> **Do this**
Tell how many lines contain the word "screenshot". Reply with the number only.

> **Provided material**
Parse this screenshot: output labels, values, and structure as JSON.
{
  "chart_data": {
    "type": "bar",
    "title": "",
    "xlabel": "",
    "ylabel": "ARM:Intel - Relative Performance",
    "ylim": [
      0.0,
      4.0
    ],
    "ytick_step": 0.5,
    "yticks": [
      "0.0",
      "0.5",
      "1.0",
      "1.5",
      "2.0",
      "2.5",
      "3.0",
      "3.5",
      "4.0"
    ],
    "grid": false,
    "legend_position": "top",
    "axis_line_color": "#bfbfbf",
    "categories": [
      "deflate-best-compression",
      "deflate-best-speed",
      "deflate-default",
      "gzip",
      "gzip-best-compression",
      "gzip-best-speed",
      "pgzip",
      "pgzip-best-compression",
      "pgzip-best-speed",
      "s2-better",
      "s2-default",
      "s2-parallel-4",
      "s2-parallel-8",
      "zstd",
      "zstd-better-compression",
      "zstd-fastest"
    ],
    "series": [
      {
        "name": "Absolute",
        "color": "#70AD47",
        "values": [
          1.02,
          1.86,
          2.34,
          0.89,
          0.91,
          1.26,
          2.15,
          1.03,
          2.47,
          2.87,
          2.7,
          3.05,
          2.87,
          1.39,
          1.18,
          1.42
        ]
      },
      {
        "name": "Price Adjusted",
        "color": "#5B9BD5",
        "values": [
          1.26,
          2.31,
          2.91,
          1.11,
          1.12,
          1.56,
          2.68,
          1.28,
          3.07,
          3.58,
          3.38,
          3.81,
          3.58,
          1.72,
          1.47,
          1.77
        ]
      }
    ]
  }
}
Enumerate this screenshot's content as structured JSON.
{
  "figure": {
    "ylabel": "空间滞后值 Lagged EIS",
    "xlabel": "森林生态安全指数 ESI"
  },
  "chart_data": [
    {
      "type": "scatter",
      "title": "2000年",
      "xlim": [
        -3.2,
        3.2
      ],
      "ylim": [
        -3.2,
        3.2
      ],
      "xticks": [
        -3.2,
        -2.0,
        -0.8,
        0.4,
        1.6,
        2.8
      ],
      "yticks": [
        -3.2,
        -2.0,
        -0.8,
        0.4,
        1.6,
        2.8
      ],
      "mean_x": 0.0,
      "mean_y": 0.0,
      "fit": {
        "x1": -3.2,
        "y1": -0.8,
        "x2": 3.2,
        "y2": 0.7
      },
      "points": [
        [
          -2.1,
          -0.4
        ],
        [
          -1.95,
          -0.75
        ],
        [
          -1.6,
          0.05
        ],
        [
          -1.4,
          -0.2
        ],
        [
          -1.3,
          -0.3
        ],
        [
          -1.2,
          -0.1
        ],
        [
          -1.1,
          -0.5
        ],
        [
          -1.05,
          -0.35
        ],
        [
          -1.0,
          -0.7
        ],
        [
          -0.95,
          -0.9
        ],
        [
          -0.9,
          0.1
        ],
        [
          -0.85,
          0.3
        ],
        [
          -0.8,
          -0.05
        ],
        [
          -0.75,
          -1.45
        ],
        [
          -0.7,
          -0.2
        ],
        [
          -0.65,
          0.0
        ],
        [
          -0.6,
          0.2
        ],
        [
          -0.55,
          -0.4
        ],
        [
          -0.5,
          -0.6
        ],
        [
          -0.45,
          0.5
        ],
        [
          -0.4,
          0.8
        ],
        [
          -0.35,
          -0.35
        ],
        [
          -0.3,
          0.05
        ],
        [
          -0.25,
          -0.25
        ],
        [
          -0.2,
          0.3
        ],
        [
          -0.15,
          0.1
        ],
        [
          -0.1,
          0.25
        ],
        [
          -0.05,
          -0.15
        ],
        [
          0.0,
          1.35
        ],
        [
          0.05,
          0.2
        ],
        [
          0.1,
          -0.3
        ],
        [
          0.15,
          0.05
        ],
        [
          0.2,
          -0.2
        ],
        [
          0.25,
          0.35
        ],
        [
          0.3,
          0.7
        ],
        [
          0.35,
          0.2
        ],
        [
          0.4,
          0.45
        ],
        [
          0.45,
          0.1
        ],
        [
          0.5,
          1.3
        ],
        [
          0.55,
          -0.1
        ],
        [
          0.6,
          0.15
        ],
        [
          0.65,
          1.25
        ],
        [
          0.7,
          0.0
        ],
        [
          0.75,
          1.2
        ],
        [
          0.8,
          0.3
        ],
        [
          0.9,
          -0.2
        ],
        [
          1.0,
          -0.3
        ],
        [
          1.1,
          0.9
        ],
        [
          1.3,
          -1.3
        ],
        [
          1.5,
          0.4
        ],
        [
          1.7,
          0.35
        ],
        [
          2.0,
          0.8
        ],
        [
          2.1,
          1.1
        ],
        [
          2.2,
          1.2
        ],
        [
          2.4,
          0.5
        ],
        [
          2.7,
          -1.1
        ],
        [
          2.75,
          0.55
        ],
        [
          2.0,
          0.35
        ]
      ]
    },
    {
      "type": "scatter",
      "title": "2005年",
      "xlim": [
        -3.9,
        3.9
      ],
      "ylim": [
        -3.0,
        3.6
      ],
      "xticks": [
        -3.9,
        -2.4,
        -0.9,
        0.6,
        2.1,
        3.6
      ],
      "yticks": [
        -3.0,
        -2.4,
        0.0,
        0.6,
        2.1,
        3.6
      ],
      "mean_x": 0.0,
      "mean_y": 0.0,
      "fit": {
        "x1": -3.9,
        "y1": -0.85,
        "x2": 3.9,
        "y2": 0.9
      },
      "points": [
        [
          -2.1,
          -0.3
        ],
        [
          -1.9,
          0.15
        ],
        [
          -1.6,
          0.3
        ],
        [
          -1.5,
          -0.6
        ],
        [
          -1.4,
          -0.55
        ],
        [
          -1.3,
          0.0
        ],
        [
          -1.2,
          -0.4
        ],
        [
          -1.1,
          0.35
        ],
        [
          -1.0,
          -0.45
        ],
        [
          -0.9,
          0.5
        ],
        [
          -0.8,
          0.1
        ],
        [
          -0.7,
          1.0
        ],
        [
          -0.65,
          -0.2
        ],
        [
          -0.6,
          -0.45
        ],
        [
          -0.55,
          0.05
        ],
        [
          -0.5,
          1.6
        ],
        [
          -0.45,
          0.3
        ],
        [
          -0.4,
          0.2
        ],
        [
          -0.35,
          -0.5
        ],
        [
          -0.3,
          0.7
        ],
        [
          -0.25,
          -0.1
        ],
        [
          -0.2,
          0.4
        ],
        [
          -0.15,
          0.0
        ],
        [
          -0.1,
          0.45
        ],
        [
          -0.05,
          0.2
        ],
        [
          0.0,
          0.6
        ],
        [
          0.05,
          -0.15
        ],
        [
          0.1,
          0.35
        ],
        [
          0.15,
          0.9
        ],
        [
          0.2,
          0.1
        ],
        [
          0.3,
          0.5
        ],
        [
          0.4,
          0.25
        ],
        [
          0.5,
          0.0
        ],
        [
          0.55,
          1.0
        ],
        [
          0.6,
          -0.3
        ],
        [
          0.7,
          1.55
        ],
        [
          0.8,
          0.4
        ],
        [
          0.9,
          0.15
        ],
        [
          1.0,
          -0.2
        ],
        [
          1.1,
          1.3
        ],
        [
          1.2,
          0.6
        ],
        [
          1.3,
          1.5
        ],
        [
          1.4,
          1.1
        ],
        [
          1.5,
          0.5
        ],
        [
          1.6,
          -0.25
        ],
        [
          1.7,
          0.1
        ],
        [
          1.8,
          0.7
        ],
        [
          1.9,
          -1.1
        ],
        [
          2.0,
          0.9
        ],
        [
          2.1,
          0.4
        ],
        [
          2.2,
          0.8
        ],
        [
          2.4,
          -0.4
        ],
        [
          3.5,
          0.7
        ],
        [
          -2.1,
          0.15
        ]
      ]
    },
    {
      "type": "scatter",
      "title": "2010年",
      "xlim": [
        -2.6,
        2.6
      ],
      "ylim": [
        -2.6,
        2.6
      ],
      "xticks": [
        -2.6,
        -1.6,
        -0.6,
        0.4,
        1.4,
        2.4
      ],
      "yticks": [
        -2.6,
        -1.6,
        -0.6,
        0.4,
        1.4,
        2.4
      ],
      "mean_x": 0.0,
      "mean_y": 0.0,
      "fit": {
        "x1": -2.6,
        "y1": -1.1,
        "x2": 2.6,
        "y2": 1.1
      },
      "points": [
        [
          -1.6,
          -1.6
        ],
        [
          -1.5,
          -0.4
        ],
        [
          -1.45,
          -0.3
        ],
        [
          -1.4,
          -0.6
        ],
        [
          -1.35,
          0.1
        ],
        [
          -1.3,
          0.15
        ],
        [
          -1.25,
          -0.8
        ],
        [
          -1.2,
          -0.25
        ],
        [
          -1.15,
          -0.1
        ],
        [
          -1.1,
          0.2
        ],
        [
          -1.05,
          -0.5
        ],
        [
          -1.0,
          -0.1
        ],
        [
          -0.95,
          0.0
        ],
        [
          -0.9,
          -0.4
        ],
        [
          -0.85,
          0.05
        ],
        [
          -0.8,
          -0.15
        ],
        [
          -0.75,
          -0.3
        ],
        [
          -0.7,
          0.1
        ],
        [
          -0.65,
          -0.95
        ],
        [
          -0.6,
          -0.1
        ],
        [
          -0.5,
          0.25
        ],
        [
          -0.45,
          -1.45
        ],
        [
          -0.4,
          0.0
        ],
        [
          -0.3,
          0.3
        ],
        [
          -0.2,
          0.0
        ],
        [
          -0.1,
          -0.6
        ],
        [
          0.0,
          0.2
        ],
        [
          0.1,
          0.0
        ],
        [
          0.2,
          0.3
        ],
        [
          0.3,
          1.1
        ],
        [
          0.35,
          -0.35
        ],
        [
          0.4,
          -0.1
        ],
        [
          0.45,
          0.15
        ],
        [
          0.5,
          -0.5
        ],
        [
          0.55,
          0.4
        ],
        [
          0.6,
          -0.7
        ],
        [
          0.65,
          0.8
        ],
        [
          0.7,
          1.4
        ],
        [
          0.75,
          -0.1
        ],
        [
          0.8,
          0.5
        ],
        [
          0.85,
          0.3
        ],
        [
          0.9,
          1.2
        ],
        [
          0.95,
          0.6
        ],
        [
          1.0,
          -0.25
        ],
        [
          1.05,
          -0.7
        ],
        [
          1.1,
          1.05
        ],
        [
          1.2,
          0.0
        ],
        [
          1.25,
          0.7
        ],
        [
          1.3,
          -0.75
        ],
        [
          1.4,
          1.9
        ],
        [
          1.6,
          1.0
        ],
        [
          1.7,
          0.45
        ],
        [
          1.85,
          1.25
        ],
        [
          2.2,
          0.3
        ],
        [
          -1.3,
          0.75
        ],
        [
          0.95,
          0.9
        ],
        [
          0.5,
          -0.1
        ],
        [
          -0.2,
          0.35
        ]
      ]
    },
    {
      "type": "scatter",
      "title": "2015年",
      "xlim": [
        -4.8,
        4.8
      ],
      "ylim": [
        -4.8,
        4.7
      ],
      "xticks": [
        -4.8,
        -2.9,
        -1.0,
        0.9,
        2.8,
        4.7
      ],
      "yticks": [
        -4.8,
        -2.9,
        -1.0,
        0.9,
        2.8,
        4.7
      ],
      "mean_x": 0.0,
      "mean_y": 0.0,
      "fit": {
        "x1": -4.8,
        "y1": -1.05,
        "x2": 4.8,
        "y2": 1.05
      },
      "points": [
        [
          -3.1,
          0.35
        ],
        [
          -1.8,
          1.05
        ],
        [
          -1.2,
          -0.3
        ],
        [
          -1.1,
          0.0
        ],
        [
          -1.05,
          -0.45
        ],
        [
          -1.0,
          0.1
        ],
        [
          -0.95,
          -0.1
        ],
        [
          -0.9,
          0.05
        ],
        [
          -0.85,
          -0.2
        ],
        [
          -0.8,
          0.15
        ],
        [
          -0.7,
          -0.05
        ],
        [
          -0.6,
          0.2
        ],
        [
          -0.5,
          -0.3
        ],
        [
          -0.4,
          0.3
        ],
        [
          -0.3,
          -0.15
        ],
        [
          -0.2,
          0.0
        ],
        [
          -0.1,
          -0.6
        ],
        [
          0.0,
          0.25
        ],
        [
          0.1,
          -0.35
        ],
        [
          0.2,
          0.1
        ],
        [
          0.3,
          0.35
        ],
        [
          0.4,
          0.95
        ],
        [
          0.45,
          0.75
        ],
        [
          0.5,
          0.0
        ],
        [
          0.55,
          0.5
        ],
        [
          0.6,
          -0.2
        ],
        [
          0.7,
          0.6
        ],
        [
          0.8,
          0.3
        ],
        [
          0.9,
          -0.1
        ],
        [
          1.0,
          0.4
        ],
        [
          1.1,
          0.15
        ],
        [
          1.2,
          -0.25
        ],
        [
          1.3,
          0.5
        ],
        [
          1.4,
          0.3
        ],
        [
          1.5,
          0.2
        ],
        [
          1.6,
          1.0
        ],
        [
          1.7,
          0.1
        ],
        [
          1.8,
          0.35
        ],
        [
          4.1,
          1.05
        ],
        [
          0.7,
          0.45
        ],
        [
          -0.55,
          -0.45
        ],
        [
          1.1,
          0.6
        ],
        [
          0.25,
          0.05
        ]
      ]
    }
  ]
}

> **Output of the task**
2